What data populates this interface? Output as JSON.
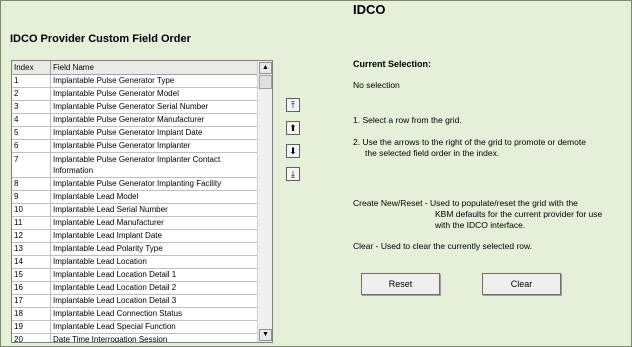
{
  "app": {
    "title": "IDCO"
  },
  "section": {
    "title": "IDCO Provider Custom Field Order"
  },
  "grid": {
    "columns": [
      "Index",
      "Field Name"
    ],
    "rows": [
      {
        "index": "1",
        "name": "Implantable Pulse Generator Type"
      },
      {
        "index": "2",
        "name": "Implantable Pulse Generator Model"
      },
      {
        "index": "3",
        "name": "Implantable Pulse Generator Serial Number"
      },
      {
        "index": "4",
        "name": "Implantable Pulse Generator Manufacturer"
      },
      {
        "index": "5",
        "name": "Implantable Pulse Generator Implant Date"
      },
      {
        "index": "6",
        "name": "Implantable Pulse Generator Implanter"
      },
      {
        "index": "7",
        "name": "Implantable Pulse Generator Implanter Contact Information"
      },
      {
        "index": "8",
        "name": "Implantable Pulse Generator Implanting Facility"
      },
      {
        "index": "9",
        "name": "Implantable Lead Model"
      },
      {
        "index": "10",
        "name": "Implantable Lead Serial Number"
      },
      {
        "index": "11",
        "name": "Implantable Lead Manufacturer"
      },
      {
        "index": "12",
        "name": "Implantable Lead Implant Date"
      },
      {
        "index": "13",
        "name": "Implantable Lead Polarity Type"
      },
      {
        "index": "14",
        "name": "Implantable Lead Location"
      },
      {
        "index": "15",
        "name": "Implantable Lead Location Detail 1"
      },
      {
        "index": "16",
        "name": "Implantable Lead Location Detail 2"
      },
      {
        "index": "17",
        "name": "Implantable Lead Location Detail 3"
      },
      {
        "index": "18",
        "name": "Implantable Lead Connection Status"
      },
      {
        "index": "19",
        "name": "Implantable Lead Special Function"
      },
      {
        "index": "20",
        "name": "Date Time Interrogation Session"
      }
    ]
  },
  "selection": {
    "label": "Current Selection:",
    "value": "No selection"
  },
  "instructions": {
    "step1": "1. Select a row from the grid.",
    "step2a": "2. Use the arrows to the right of the grid to promote or demote",
    "step2b": "the selected field order in the index.",
    "create_a": "Create New/Reset - Used to populate/reset the grid with the",
    "create_b": "KBM defaults for the current provider for use",
    "create_c": "with the IDCO interface.",
    "clear": "Clear - Used to clear the currently selected row."
  },
  "buttons": {
    "reset": "Reset",
    "clear": "Clear"
  },
  "icons": {
    "top": "arrow-to-top-icon",
    "up": "arrow-up-icon",
    "down": "arrow-down-icon",
    "bottom": "arrow-to-bottom-icon"
  }
}
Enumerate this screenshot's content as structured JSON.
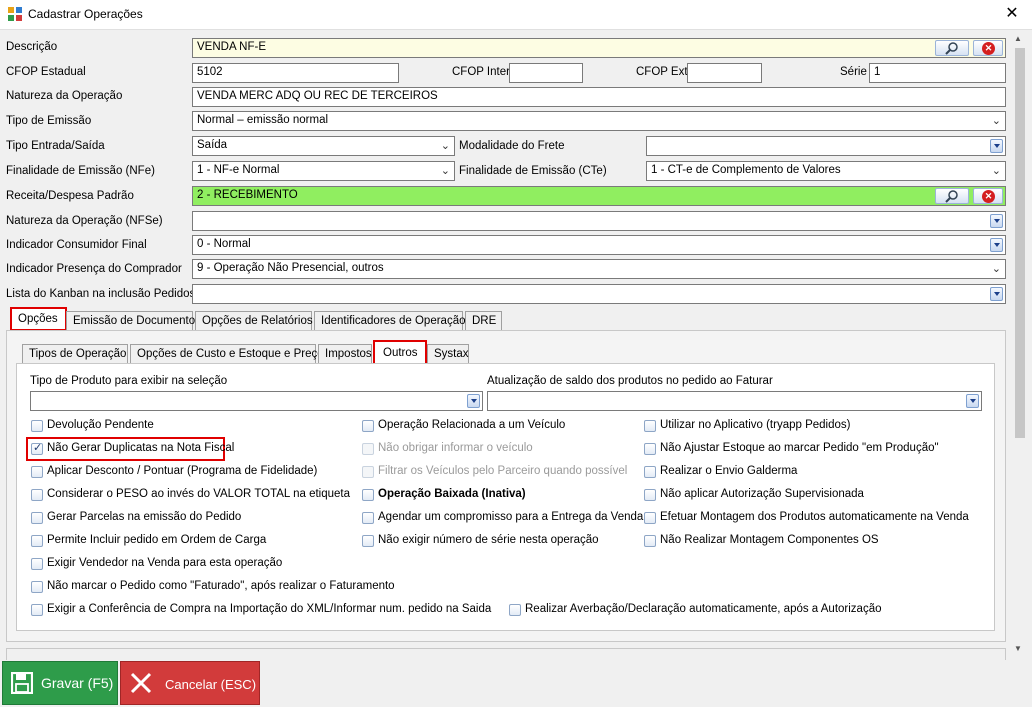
{
  "window": {
    "title": "Cadastrar Operações",
    "close": "✕"
  },
  "form": {
    "descricao": {
      "label": "Descrição",
      "value": "VENDA NF-E"
    },
    "cfop_estadual": {
      "label": "CFOP Estadual",
      "value": "5102"
    },
    "cfop_inter": {
      "label": "CFOP Inter",
      "value": ""
    },
    "cfop_ext": {
      "label": "CFOP Ext",
      "value": ""
    },
    "serie": {
      "label": "Série",
      "value": "1"
    },
    "natureza": {
      "label": "Natureza da Operação",
      "value": "VENDA MERC ADQ OU REC DE TERCEIROS"
    },
    "tipo_emissao": {
      "label": "Tipo de Emissão",
      "value": "Normal – emissão normal"
    },
    "tipo_es": {
      "label": "Tipo Entrada/Saída",
      "value": "Saída"
    },
    "modalidade_frete": {
      "label": "Modalidade do Frete",
      "value": ""
    },
    "finalidade_nfe": {
      "label": "Finalidade de Emissão (NFe)",
      "value": "1 - NF-e Normal"
    },
    "finalidade_cte": {
      "label": "Finalidade de Emissão (CTe)",
      "value": "1 - CT-e de Complemento de Valores"
    },
    "receita": {
      "label": "Receita/Despesa Padrão",
      "value": "2 - RECEBIMENTO"
    },
    "natureza_nfse": {
      "label": "Natureza da Operação (NFSe)",
      "value": ""
    },
    "consumidor": {
      "label": "Indicador Consumidor Final",
      "value": "0 - Normal"
    },
    "presenca": {
      "label": "Indicador Presença do Comprador",
      "value": "9 - Operação Não Presencial, outros"
    },
    "kanban": {
      "label": "Lista do Kanban na inclusão Pedidos",
      "value": ""
    }
  },
  "tabs": {
    "t1": "Opções",
    "t2": "Emissão de Documentos",
    "t3": "Opções de Relatórios",
    "t4": "Identificadores de Operação",
    "t5": "DRE"
  },
  "subtabs": {
    "s1": "Tipos de Operação",
    "s2": "Opções de Custo e Estoque e Preço",
    "s3": "Impostos",
    "s4": "Outros",
    "s5": "Systax"
  },
  "outros": {
    "tipo_produto_label": "Tipo de Produto para exibir na seleção",
    "atualizacao_label": "Atualização de saldo dos produtos no pedido ao Faturar",
    "checks": [
      "Devolução Pendente",
      "Não Gerar Duplicatas na Nota Fiscal",
      "Aplicar Desconto / Pontuar (Programa de Fidelidade)",
      "Considerar o PESO ao invés do VALOR TOTAL na etiqueta",
      "Gerar Parcelas na emissão do Pedido",
      "Permite Incluir pedido em Ordem de Carga",
      "Exigir Vendedor na Venda para esta operação",
      "Não marcar o Pedido como \"Faturado\", após realizar o Faturamento",
      "Exigir a Conferência de Compra na Importação do XML/Informar num. pedido na Saida",
      "Operação Relacionada a um Veículo",
      "Não obrigar informar o veículo",
      "Filtrar os Veículos pelo Parceiro quando possível",
      "Operação Baixada (Inativa)",
      "Agendar um compromisso para a Entrega da Venda",
      "Não exigir número de série nesta operação",
      "Realizar Averbação/Declaração automaticamente, após a Autorização",
      "Utilizar no Aplicativo (tryapp Pedidos)",
      "Não Ajustar Estoque ao marcar Pedido \"em Produção\"",
      "Realizar o Envio Galderma",
      "Não aplicar Autorização Supervisionada",
      "Efetuar Montagem dos Produtos automaticamente na Venda",
      "Não Realizar Montagem Componentes OS"
    ]
  },
  "footer": {
    "save": "Gravar (F5)",
    "cancel": "Cancelar (ESC)"
  }
}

····················

● SHORT TASK:
From the material given, work out how many lines hold the string "clear"; state that number and nothing further.

● REPLY:
2